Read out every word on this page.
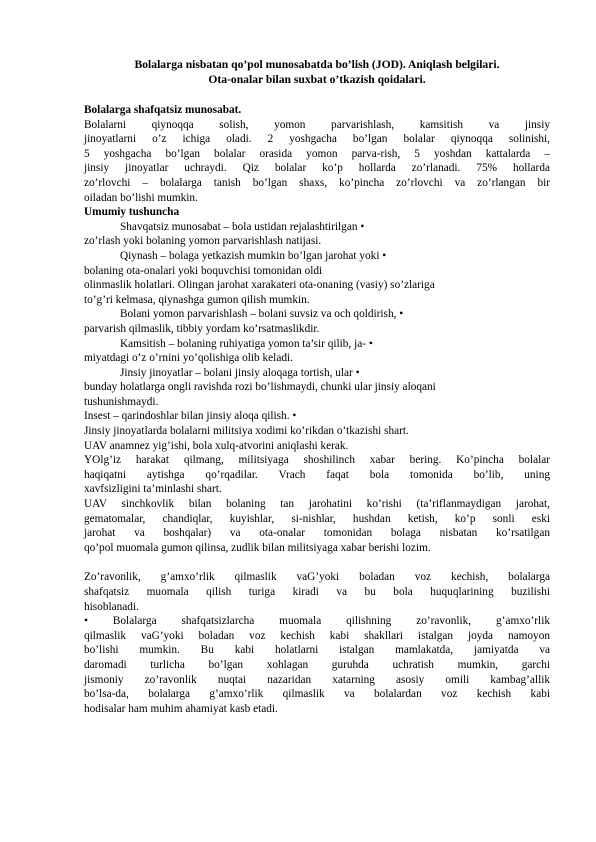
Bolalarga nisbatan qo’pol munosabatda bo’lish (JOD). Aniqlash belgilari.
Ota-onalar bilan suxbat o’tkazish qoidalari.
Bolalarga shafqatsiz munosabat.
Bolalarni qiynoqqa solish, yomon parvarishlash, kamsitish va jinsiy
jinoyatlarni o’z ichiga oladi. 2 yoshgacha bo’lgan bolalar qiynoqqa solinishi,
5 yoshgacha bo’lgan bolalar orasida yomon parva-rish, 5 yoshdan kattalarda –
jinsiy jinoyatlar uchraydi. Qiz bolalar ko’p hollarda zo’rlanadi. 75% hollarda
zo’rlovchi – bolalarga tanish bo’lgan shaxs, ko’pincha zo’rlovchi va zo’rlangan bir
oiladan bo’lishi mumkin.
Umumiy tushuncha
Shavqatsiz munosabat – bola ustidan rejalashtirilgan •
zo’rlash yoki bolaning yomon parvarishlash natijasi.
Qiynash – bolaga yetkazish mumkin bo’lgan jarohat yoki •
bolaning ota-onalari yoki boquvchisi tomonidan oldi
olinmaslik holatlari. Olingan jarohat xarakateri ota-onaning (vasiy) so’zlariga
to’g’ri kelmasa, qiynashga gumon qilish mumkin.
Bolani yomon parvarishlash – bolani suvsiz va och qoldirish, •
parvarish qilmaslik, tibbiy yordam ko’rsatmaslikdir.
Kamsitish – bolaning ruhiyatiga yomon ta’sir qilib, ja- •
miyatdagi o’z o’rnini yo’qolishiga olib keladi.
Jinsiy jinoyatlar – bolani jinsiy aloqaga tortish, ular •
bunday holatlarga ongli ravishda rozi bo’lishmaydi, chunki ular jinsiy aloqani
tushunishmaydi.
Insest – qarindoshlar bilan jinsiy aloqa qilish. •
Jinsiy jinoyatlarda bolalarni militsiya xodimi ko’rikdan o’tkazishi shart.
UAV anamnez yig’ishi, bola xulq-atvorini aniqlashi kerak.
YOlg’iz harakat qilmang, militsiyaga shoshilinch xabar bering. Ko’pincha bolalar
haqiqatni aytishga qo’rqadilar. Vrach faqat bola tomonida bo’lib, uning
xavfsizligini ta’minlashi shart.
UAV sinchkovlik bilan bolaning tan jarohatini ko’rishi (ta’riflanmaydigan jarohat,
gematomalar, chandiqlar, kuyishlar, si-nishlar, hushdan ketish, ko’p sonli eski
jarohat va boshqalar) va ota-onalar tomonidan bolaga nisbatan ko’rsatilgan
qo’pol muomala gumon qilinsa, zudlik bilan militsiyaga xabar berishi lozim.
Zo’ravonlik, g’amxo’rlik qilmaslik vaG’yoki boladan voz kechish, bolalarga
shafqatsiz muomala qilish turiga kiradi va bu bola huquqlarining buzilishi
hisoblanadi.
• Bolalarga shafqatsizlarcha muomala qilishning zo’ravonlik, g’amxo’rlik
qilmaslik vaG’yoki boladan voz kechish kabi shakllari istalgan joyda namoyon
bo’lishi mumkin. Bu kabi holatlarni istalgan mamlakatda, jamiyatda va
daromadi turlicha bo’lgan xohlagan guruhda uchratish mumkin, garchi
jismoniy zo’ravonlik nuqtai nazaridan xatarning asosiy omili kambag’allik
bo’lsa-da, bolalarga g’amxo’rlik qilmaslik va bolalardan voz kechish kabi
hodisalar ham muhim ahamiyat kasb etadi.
###
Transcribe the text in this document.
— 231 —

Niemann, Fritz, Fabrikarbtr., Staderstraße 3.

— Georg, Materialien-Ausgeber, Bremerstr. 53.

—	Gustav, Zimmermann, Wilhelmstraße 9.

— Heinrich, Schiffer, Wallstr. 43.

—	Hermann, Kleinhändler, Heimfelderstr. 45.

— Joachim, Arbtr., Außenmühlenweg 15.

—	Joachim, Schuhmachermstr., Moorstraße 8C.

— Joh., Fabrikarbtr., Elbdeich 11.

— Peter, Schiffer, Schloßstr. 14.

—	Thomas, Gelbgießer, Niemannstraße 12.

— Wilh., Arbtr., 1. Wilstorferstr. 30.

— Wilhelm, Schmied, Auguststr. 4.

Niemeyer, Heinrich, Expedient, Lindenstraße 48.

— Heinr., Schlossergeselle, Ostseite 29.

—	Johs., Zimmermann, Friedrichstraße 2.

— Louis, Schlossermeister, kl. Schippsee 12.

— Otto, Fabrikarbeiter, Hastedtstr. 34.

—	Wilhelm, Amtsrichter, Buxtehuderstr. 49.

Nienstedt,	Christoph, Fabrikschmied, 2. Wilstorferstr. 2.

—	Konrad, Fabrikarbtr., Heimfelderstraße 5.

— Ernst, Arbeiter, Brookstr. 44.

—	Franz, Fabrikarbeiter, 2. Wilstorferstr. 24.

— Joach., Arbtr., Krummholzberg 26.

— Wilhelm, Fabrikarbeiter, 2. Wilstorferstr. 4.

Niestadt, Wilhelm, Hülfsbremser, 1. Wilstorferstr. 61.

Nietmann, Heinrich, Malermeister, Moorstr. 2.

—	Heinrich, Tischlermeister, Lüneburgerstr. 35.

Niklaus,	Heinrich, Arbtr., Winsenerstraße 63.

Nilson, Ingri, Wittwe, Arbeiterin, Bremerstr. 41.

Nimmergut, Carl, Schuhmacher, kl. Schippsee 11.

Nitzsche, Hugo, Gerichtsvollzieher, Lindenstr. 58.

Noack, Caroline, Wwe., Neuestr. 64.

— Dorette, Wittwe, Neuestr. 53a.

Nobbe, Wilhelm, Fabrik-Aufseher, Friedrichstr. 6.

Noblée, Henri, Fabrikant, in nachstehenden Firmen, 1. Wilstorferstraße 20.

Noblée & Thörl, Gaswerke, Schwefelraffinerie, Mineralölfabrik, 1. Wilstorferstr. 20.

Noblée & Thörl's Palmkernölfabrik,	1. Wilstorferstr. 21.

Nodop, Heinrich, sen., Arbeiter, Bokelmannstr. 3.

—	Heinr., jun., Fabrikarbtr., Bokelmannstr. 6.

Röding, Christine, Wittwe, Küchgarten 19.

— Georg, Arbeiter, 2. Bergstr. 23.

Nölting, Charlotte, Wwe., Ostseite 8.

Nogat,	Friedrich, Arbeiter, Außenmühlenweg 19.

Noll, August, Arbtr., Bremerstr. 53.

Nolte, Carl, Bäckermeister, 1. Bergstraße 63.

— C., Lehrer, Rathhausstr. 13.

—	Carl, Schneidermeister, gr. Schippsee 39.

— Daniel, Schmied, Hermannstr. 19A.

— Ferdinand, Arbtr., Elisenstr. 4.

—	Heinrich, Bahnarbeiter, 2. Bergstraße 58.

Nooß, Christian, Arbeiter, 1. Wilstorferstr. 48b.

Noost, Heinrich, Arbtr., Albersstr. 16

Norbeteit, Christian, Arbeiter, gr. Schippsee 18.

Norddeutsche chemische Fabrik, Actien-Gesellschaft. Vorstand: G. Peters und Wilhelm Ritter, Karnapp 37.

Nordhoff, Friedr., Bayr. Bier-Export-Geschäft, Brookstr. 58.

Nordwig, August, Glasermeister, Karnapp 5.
###
### Problem to solve
Search the records for the word "Carl" and copy every line where it occurs.

### Answer to the task
Nimmergut, Carl, Schuhmacher, kl. Schippsee 11.
Nolte, Carl, Bäckermeister, 1. Bergstraße 63.
—	Carl, Schneidermeister, gr. Schippsee 39.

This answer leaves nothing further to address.